## Instruction
Collect all lines below with the string "text".

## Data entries
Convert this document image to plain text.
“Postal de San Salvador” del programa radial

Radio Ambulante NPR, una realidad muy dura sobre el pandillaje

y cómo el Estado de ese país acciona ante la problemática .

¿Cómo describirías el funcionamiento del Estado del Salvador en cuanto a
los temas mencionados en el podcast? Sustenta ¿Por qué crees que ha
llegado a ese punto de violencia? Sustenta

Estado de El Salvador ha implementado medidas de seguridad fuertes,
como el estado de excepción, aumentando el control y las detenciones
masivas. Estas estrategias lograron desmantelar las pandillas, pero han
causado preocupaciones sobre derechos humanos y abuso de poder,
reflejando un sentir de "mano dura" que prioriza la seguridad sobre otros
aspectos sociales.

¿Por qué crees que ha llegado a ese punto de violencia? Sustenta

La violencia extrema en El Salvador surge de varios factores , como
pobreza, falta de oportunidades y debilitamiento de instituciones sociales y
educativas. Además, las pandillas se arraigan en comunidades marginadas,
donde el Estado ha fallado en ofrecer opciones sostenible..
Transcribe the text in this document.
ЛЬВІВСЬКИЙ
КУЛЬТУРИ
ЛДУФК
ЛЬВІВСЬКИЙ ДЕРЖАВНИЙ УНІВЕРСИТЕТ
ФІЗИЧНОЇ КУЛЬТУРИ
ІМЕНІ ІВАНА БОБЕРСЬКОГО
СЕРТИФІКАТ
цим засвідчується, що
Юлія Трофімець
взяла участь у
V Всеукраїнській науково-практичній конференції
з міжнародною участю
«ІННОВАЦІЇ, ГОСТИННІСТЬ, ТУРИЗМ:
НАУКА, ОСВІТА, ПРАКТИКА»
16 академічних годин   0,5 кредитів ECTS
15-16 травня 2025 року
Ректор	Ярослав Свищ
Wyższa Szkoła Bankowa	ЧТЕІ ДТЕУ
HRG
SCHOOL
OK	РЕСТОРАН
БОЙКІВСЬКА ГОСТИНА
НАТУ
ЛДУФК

## Solution to this task
Convert this document image to plain text.
Transcribe the text in this document.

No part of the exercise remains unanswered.